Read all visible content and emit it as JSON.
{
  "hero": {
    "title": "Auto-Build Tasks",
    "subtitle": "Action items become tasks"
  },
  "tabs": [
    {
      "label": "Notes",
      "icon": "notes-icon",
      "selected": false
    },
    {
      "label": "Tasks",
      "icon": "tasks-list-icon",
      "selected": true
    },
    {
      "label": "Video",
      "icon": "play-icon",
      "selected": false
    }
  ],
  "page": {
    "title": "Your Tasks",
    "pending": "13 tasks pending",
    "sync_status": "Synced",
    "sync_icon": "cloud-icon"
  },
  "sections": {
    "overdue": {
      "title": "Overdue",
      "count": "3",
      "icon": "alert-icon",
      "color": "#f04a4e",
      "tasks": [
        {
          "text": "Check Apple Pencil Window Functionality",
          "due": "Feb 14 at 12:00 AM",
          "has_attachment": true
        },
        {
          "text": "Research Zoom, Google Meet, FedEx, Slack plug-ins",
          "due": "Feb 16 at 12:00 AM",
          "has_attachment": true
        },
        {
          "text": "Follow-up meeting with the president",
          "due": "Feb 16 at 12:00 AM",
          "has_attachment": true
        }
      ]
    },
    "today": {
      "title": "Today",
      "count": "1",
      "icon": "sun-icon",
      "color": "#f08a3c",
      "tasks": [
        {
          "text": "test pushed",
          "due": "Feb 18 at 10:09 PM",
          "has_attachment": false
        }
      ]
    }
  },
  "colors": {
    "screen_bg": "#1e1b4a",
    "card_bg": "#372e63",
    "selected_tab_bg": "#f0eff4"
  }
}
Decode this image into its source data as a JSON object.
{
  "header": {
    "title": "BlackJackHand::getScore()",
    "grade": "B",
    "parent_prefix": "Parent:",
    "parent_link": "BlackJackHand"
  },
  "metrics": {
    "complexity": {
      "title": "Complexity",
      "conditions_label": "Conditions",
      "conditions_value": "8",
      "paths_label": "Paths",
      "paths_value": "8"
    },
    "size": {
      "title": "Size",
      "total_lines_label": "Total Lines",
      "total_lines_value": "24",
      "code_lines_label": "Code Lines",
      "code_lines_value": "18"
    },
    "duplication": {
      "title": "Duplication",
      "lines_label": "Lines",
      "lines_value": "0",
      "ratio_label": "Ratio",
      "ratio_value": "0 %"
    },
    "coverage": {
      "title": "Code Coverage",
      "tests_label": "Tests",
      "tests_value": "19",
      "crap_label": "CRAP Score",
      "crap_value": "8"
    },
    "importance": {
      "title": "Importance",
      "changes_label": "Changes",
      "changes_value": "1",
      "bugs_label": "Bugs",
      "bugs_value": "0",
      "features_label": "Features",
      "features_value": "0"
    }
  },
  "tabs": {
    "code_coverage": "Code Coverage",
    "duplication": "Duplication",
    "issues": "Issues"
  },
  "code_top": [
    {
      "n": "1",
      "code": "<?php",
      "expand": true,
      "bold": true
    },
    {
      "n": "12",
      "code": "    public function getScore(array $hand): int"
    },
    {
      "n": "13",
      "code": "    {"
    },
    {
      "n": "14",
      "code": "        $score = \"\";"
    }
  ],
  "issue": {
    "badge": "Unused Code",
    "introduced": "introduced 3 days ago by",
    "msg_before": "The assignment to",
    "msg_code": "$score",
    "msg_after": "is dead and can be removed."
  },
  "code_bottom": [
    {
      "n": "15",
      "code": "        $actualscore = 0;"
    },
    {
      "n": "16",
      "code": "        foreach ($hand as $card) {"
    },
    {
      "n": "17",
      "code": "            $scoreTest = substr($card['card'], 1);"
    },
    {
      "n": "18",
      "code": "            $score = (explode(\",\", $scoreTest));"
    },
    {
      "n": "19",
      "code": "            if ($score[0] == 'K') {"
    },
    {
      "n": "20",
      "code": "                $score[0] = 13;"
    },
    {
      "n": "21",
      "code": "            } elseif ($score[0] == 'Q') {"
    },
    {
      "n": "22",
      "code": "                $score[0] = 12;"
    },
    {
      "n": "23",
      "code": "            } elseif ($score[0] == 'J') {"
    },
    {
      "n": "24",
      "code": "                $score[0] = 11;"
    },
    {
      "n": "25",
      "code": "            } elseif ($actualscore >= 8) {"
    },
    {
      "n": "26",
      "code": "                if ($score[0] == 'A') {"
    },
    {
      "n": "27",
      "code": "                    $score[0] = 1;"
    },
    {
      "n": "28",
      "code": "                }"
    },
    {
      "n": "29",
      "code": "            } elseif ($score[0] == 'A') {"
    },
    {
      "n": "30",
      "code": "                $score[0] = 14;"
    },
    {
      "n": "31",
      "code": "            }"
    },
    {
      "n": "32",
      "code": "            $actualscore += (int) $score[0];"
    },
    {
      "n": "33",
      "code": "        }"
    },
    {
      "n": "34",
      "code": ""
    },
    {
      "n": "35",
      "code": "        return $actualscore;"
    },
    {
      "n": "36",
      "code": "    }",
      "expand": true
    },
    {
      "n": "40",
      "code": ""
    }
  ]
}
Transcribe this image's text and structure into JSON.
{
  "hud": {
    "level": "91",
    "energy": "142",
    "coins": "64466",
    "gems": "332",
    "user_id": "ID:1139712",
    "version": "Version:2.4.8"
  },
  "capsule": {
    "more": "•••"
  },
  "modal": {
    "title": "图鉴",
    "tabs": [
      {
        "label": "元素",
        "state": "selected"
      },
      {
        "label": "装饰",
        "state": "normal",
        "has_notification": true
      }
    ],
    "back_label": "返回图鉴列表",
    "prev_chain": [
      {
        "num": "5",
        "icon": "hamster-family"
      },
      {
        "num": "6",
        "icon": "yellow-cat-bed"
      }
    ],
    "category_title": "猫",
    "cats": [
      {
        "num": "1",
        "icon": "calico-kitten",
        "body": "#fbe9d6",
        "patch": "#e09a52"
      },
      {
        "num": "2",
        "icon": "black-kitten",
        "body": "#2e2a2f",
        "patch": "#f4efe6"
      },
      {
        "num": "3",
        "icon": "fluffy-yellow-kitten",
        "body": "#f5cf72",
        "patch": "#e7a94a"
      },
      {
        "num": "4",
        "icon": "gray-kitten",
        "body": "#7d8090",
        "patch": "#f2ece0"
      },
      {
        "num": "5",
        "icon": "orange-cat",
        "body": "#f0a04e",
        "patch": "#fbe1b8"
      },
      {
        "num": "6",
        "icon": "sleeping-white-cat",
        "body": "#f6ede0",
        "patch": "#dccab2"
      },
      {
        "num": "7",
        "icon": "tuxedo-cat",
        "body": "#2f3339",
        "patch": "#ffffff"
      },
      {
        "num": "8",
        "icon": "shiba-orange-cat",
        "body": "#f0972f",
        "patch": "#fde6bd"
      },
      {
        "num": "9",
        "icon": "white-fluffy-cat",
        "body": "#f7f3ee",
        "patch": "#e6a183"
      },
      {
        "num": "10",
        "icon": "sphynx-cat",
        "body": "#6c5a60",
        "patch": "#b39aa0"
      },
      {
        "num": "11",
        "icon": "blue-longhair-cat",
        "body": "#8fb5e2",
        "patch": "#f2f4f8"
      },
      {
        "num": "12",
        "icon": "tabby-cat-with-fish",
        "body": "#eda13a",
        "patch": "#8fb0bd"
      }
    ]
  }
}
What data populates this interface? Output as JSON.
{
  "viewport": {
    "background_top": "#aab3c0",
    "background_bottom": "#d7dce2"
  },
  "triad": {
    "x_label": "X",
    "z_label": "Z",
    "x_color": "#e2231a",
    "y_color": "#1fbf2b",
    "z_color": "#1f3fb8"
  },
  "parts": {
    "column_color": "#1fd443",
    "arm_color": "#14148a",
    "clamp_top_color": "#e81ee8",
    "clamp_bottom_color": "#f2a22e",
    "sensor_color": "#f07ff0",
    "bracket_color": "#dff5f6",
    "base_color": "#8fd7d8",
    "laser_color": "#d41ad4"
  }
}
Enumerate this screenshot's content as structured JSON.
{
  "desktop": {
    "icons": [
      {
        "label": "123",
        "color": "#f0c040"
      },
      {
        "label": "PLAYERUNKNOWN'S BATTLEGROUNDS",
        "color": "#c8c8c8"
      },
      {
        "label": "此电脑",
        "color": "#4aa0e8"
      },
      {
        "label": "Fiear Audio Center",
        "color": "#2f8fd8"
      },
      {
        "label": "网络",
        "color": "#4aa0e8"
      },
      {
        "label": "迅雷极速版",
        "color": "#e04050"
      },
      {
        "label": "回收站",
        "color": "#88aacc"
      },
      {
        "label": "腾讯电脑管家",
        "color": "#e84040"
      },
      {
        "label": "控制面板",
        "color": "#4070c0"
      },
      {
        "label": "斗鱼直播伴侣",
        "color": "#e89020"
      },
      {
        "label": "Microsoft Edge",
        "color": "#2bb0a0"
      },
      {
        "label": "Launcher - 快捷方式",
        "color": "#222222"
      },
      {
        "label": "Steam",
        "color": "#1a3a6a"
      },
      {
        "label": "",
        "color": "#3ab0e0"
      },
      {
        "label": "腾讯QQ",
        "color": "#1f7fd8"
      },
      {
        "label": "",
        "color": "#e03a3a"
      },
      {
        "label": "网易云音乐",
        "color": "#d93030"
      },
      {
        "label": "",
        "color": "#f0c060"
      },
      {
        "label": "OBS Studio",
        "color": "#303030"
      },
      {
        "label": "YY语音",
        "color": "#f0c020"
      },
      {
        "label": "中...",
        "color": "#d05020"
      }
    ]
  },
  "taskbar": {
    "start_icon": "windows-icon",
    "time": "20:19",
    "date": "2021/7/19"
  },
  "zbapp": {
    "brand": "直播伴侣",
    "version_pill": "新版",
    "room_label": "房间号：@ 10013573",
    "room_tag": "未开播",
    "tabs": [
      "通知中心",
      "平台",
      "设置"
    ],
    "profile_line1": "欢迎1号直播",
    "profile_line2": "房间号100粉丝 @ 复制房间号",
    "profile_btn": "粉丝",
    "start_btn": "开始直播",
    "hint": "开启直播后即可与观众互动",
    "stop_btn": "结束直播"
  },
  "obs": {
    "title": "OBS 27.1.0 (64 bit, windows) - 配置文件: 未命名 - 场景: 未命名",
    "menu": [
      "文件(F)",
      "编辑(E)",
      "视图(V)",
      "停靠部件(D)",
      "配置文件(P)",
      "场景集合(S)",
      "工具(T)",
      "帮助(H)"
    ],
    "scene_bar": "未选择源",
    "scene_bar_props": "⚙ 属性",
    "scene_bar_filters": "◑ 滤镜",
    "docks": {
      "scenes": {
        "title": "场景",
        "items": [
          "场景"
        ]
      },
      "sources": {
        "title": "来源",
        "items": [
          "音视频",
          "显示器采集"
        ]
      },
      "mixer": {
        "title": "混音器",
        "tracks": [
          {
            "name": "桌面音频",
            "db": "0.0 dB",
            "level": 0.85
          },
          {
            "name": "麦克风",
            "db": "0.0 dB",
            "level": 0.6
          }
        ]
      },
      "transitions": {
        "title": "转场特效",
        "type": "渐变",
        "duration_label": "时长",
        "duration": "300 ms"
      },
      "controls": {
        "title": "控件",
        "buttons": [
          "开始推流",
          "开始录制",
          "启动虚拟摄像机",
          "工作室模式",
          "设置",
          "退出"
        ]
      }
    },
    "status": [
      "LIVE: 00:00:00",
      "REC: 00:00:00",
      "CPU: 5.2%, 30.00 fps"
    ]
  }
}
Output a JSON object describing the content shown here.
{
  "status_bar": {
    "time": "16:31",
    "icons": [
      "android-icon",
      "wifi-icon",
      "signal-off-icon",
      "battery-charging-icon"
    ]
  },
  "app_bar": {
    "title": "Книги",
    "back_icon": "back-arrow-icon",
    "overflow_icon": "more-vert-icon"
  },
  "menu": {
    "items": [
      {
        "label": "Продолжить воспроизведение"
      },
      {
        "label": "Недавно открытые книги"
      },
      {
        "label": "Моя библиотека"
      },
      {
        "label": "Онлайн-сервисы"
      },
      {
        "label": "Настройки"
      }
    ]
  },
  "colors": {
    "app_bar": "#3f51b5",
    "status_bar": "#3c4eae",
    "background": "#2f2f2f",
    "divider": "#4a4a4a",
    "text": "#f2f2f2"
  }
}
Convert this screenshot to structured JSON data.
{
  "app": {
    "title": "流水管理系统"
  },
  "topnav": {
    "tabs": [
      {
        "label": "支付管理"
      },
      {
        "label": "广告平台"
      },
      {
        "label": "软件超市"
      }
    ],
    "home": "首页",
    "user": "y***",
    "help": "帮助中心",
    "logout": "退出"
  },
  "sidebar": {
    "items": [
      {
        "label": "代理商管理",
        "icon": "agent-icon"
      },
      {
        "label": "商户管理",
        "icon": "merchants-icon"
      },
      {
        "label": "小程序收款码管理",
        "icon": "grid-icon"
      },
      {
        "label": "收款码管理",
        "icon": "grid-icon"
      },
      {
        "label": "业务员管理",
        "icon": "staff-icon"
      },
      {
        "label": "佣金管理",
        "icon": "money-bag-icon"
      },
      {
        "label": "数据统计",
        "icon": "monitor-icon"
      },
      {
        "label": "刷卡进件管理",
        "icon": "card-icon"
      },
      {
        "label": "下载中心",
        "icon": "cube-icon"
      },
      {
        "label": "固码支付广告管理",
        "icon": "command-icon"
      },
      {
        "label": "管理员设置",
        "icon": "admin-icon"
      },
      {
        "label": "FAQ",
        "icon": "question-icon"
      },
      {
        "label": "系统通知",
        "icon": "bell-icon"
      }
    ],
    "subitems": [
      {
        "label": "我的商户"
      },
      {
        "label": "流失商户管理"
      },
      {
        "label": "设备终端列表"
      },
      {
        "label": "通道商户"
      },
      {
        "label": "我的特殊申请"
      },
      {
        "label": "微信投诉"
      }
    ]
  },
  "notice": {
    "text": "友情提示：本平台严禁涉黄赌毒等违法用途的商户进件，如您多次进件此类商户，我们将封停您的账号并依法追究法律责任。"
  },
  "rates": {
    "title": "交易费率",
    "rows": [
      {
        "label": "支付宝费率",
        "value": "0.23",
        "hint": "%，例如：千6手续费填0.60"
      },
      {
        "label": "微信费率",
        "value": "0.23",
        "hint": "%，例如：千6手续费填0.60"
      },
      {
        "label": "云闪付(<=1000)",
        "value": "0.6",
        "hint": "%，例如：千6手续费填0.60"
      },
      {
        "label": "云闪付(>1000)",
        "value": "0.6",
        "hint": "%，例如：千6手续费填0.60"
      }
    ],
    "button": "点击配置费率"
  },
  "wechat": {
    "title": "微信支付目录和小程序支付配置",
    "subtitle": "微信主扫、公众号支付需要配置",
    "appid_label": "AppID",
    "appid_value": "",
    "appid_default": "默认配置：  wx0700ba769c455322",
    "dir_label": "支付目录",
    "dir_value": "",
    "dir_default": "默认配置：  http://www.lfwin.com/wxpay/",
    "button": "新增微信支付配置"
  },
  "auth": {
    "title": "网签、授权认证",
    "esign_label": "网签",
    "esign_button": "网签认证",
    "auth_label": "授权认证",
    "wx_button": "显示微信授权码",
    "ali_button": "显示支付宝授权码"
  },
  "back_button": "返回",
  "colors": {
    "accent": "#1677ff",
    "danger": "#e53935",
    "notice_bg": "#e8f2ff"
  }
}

● Written instruction
Supply the count of lines in the entries that contain the word "kitten", and nothing besides.

● Solution to this task
4